Items from a dataset

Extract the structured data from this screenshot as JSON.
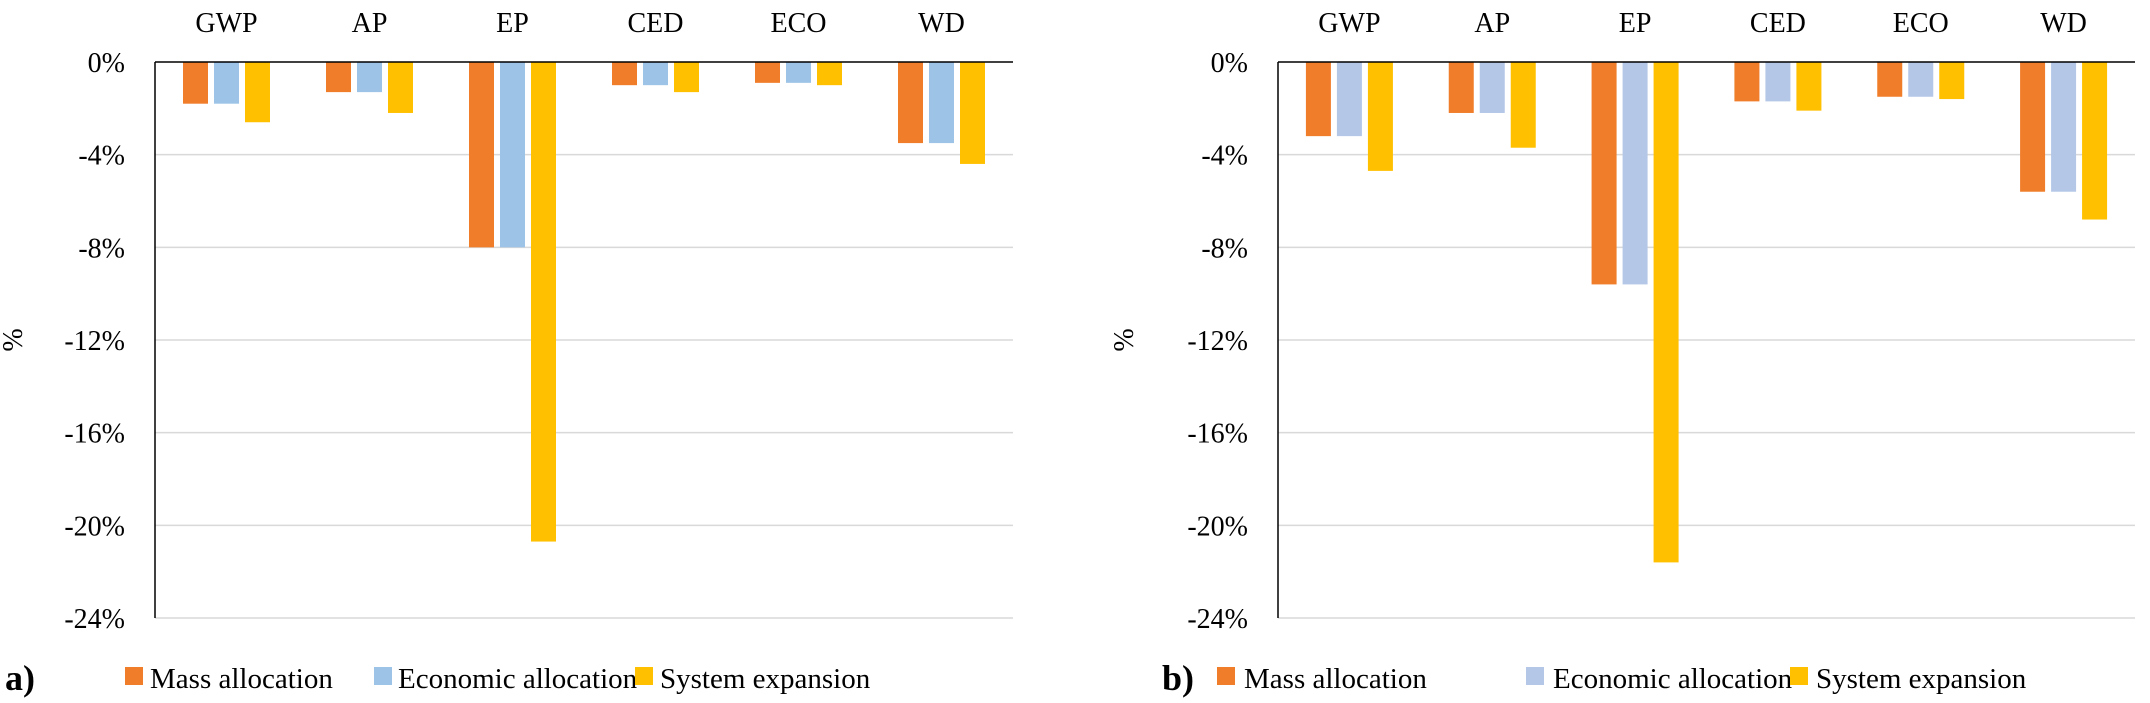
{
  "chart_data": [
    {
      "type": "bar",
      "panel_label": "a)",
      "categories": [
        "GWP",
        "AP",
        "EP",
        "CED",
        "ECO",
        "WD"
      ],
      "series": [
        {
          "name": "Mass allocation",
          "values": [
            -1.8,
            -1.3,
            -8.0,
            -1.0,
            -0.9,
            -3.5
          ]
        },
        {
          "name": "Economic allocation",
          "values": [
            -1.8,
            -1.3,
            -8.0,
            -1.0,
            -0.9,
            -3.5
          ]
        },
        {
          "name": "System expansion",
          "values": [
            -2.6,
            -2.2,
            -20.7,
            -1.3,
            -1.0,
            -4.4
          ]
        }
      ],
      "ylabel": "%",
      "ylim": [
        -24,
        0
      ],
      "yticks": [
        "0%",
        "-4%",
        "-8%",
        "-12%",
        "-16%",
        "-20%",
        "-24%"
      ],
      "grid": true,
      "legend_position": "bottom",
      "colors": [
        "#f07d2a",
        "#9dc3e6",
        "#ffc000"
      ]
    },
    {
      "type": "bar",
      "panel_label": "b)",
      "categories": [
        "GWP",
        "AP",
        "EP",
        "CED",
        "ECO",
        "WD"
      ],
      "series": [
        {
          "name": "Mass allocation",
          "values": [
            -3.2,
            -2.2,
            -9.6,
            -1.7,
            -1.5,
            -5.6
          ]
        },
        {
          "name": "Economic allocation",
          "values": [
            -3.2,
            -2.2,
            -9.6,
            -1.7,
            -1.5,
            -5.6
          ]
        },
        {
          "name": "System expansion",
          "values": [
            -4.7,
            -3.7,
            -21.6,
            -2.1,
            -1.6,
            -6.8
          ]
        }
      ],
      "ylabel": "%",
      "ylim": [
        -24,
        0
      ],
      "yticks": [
        "0%",
        "-4%",
        "-8%",
        "-12%",
        "-16%",
        "-20%",
        "-24%"
      ],
      "grid": true,
      "legend_position": "bottom",
      "colors": [
        "#f07d2a",
        "#b4c7e7",
        "#ffc000"
      ]
    }
  ]
}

Problem to work on:
Copy all the records above exactly, but leave out the pictures.

The completed task:
Extract the structured data from this screenshot as JSON.
{
  "chart_data": [
    {
      "type": "bar",
      "panel_label": "a)",
      "categories": [
        "GWP",
        "AP",
        "EP",
        "CED",
        "ECO",
        "WD"
      ],
      "series": [
        {
          "name": "Mass allocation",
          "values": [
            -1.8,
            -1.3,
            -8.0,
            -1.0,
            -0.9,
            -3.5
          ]
        },
        {
          "name": "Economic allocation",
          "values": [
            -1.8,
            -1.3,
            -8.0,
            -1.0,
            -0.9,
            -3.5
          ]
        },
        {
          "name": "System expansion",
          "values": [
            -2.6,
            -2.2,
            -20.7,
            -1.3,
            -1.0,
            -4.4
          ]
        }
      ],
      "ylabel": "%",
      "ylim": [
        -24,
        0
      ],
      "yticks": [
        "0%",
        "-4%",
        "-8%",
        "-12%",
        "-16%",
        "-20%",
        "-24%"
      ],
      "grid": true,
      "legend_position": "bottom",
      "colors": [
        "#f07d2a",
        "#9dc3e6",
        "#ffc000"
      ]
    },
    {
      "type": "bar",
      "panel_label": "b)",
      "categories": [
        "GWP",
        "AP",
        "EP",
        "CED",
        "ECO",
        "WD"
      ],
      "series": [
        {
          "name": "Mass allocation",
          "values": [
            -3.2,
            -2.2,
            -9.6,
            -1.7,
            -1.5,
            -5.6
          ]
        },
        {
          "name": "Economic allocation",
          "values": [
            -3.2,
            -2.2,
            -9.6,
            -1.7,
            -1.5,
            -5.6
          ]
        },
        {
          "name": "System expansion",
          "values": [
            -4.7,
            -3.7,
            -21.6,
            -2.1,
            -1.6,
            -6.8
          ]
        }
      ],
      "ylabel": "%",
      "ylim": [
        -24,
        0
      ],
      "yticks": [
        "0%",
        "-4%",
        "-8%",
        "-12%",
        "-16%",
        "-20%",
        "-24%"
      ],
      "grid": true,
      "legend_position": "bottom",
      "colors": [
        "#f07d2a",
        "#b4c7e7",
        "#ffc000"
      ]
    }
  ]
}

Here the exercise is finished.